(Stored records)

* Start *

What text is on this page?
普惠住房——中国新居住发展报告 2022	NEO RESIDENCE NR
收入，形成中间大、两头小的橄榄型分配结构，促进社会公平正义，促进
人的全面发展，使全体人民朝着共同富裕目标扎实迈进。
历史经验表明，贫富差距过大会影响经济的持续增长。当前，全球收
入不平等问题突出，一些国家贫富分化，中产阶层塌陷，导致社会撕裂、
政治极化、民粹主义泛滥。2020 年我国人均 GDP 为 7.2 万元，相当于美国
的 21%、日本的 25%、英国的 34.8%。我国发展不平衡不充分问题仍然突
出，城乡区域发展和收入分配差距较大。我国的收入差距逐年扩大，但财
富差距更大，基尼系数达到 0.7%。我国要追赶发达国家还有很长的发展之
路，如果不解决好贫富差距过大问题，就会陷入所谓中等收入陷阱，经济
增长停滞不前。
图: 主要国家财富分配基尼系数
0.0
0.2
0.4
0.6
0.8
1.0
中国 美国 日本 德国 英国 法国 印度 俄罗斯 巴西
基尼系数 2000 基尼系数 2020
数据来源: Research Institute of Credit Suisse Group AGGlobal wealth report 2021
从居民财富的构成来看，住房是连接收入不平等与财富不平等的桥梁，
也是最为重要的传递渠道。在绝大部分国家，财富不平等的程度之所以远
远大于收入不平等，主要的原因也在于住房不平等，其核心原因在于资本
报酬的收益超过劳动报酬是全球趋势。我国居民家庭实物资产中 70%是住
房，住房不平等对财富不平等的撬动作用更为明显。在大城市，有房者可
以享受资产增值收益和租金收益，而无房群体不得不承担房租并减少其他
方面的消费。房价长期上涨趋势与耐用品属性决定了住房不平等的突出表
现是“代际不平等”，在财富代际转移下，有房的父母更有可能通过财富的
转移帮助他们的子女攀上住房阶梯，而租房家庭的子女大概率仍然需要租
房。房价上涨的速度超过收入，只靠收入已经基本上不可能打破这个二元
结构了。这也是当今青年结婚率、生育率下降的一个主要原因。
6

* End *

Can you restate every record above word for word?

What text is on this page?
普惠住房——中国新居住发展报告 2022	NEO RESIDENCE NR
收入，形成中间大、两头小的橄榄型分配结构，促进社会公平正义，促进
人的全面发展，使全体人民朝着共同富裕目标扎实迈进。
历史经验表明，贫富差距过大会影响经济的持续增长。当前，全球收
入不平等问题突出，一些国家贫富分化，中产阶层塌陷，导致社会撕裂、
政治极化、民粹主义泛滥。2020 年我国人均 GDP 为 7.2 万元，相当于美国
的 21%、日本的 25%、英国的 34.8%。我国发展不平衡不充分问题仍然突
出，城乡区域发展和收入分配差距较大。我国的收入差距逐年扩大，但财
富差距更大，基尼系数达到 0.7%。我国要追赶发达国家还有很长的发展之
路，如果不解决好贫富差距过大问题，就会陷入所谓中等收入陷阱，经济
增长停滞不前。
图: 主要国家财富分配基尼系数
0.0
0.2
0.4
0.6
0.8
1.0
中国 美国 日本 德国 英国 法国 印度 俄罗斯 巴西
基尼系数 2000 基尼系数 2020
数据来源: Research Institute of Credit Suisse Group AGGlobal wealth report 2021
从居民财富的构成来看，住房是连接收入不平等与财富不平等的桥梁，
也是最为重要的传递渠道。在绝大部分国家，财富不平等的程度之所以远
远大于收入不平等，主要的原因也在于住房不平等，其核心原因在于资本
报酬的收益超过劳动报酬是全球趋势。我国居民家庭实物资产中 70%是住
房，住房不平等对财富不平等的撬动作用更为明显。在大城市，有房者可
以享受资产增值收益和租金收益，而无房群体不得不承担房租并减少其他
方面的消费。房价长期上涨趋势与耐用品属性决定了住房不平等的突出表
现是“代际不平等”，在财富代际转移下，有房的父母更有可能通过财富的
转移帮助他们的子女攀上住房阶梯，而租房家庭的子女大概率仍然需要租
房。房价上涨的速度超过收入，只靠收入已经基本上不可能打破这个二元
结构了。这也是当今青年结婚率、生育率下降的一个主要原因。
6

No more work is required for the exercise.